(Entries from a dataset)
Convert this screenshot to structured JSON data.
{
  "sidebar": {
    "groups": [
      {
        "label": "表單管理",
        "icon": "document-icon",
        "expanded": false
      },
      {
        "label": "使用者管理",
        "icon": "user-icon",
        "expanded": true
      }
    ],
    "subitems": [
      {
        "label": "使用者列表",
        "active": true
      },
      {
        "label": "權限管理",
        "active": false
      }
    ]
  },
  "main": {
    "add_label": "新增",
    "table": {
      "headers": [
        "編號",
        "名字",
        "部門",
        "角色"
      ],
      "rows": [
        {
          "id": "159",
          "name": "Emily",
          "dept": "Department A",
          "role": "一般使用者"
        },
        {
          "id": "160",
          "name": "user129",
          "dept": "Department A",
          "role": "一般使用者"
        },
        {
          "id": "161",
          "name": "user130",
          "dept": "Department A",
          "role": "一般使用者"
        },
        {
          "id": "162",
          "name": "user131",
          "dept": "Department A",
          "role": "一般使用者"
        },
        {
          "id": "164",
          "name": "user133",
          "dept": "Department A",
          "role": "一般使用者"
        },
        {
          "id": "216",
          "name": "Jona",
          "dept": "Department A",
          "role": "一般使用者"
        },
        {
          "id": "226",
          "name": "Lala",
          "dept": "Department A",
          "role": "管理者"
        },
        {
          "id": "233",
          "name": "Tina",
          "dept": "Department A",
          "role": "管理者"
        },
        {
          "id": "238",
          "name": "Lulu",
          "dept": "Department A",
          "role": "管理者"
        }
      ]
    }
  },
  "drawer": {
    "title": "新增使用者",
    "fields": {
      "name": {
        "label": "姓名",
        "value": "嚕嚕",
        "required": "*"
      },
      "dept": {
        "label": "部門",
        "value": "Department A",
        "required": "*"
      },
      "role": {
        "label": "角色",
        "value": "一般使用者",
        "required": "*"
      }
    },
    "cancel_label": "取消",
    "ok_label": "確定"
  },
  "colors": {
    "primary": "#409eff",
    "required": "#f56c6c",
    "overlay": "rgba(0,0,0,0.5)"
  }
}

§ Stated problem
Out of the material above, gather each line where "value" appears.

§ Result of this task
        "value": "嚕嚕",
        "value": "Department A",
        "value": "一般使用者",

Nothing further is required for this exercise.